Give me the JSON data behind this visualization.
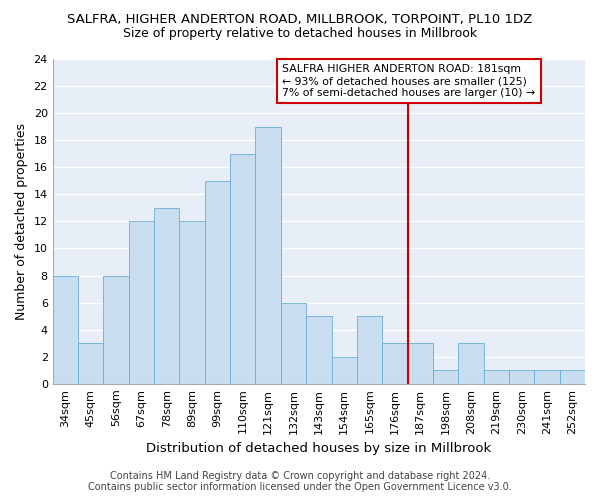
{
  "title": "SALFRA, HIGHER ANDERTON ROAD, MILLBROOK, TORPOINT, PL10 1DZ",
  "subtitle": "Size of property relative to detached houses in Millbrook",
  "xlabel": "Distribution of detached houses by size in Millbrook",
  "ylabel": "Number of detached properties",
  "categories": [
    "34sqm",
    "45sqm",
    "56sqm",
    "67sqm",
    "78sqm",
    "89sqm",
    "99sqm",
    "110sqm",
    "121sqm",
    "132sqm",
    "143sqm",
    "154sqm",
    "165sqm",
    "176sqm",
    "187sqm",
    "198sqm",
    "208sqm",
    "219sqm",
    "230sqm",
    "241sqm",
    "252sqm"
  ],
  "values": [
    8,
    3,
    8,
    12,
    13,
    12,
    15,
    17,
    19,
    6,
    5,
    2,
    5,
    3,
    3,
    1,
    3,
    1,
    1,
    1,
    1
  ],
  "bar_color": "#c8ddf0",
  "bar_edge_color": "#6baed6",
  "ylim": [
    0,
    24
  ],
  "yticks": [
    0,
    2,
    4,
    6,
    8,
    10,
    12,
    14,
    16,
    18,
    20,
    22,
    24
  ],
  "vline_color": "#cc0000",
  "vline_x_index": 14,
  "annotation_lines": [
    "SALFRA HIGHER ANDERTON ROAD: 181sqm",
    "← 93% of detached houses are smaller (125)",
    "7% of semi-detached houses are larger (10) →"
  ],
  "annotation_box_color": "#ffffff",
  "annotation_box_edge_color": "#cc0000",
  "footer_line1": "Contains HM Land Registry data © Crown copyright and database right 2024.",
  "footer_line2": "Contains public sector information licensed under the Open Government Licence v3.0.",
  "fig_background_color": "#ffffff",
  "plot_background_color": "#e8eef8",
  "grid_color": "#ffffff",
  "title_fontsize": 9.5,
  "subtitle_fontsize": 9,
  "tick_fontsize": 8,
  "ylabel_fontsize": 9,
  "xlabel_fontsize": 9.5,
  "footer_fontsize": 7
}
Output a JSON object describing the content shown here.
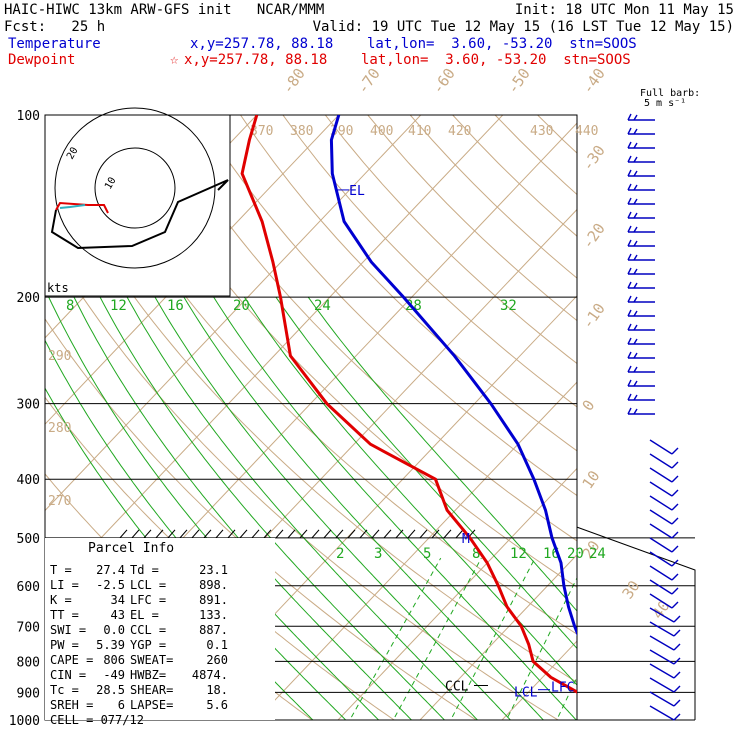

------------------------------------------------------------------------

Repeat the data above exactly, but not the pictures.

• COMPLETED EXERCISE
Give me the JSON data behind this visualization.
{
  "title": "SALFRA, HIGHER ANDERTON ROAD, MILLBROOK, TORPOINT, PL10 1DZ",
  "subtitle": "Size of property relative to detached houses in Millbrook",
  "xlabel": "Distribution of detached houses by size in Millbrook",
  "ylabel": "Number of detached properties",
  "categories": [
    "34sqm",
    "45sqm",
    "56sqm",
    "67sqm",
    "78sqm",
    "89sqm",
    "99sqm",
    "110sqm",
    "121sqm",
    "132sqm",
    "143sqm",
    "154sqm",
    "165sqm",
    "176sqm",
    "187sqm",
    "198sqm",
    "208sqm",
    "219sqm",
    "230sqm",
    "241sqm",
    "252sqm"
  ],
  "values": [
    8,
    3,
    8,
    12,
    13,
    12,
    15,
    17,
    19,
    6,
    5,
    2,
    5,
    3,
    3,
    1,
    3,
    1,
    1,
    1,
    1
  ],
  "bar_color": "#c8ddf0",
  "bar_edge_color": "#6baed6",
  "ylim": [
    0,
    24
  ],
  "yticks": [
    0,
    2,
    4,
    6,
    8,
    10,
    12,
    14,
    16,
    18,
    20,
    22,
    24
  ],
  "vline_color": "#cc0000",
  "vline_x_index": 14,
  "annotation_lines": [
    "SALFRA HIGHER ANDERTON ROAD: 181sqm",
    "← 93% of detached houses are smaller (125)",
    "7% of semi-detached houses are larger (10) →"
  ],
  "annotation_box_color": "#ffffff",
  "annotation_box_edge_color": "#cc0000",
  "footer_line1": "Contains HM Land Registry data © Crown copyright and database right 2024.",
  "footer_line2": "Contains public sector information licensed under the Open Government Licence v3.0.",
  "fig_background_color": "#ffffff",
  "plot_background_color": "#e8eef8",
  "grid_color": "#ffffff",
  "title_fontsize": 9.5,
  "subtitle_fontsize": 9,
  "tick_fontsize": 8,
  "ylabel_fontsize": 9,
  "xlabel_fontsize": 9.5,
  "footer_fontsize": 7
}
Output a JSON object describing the content shown here.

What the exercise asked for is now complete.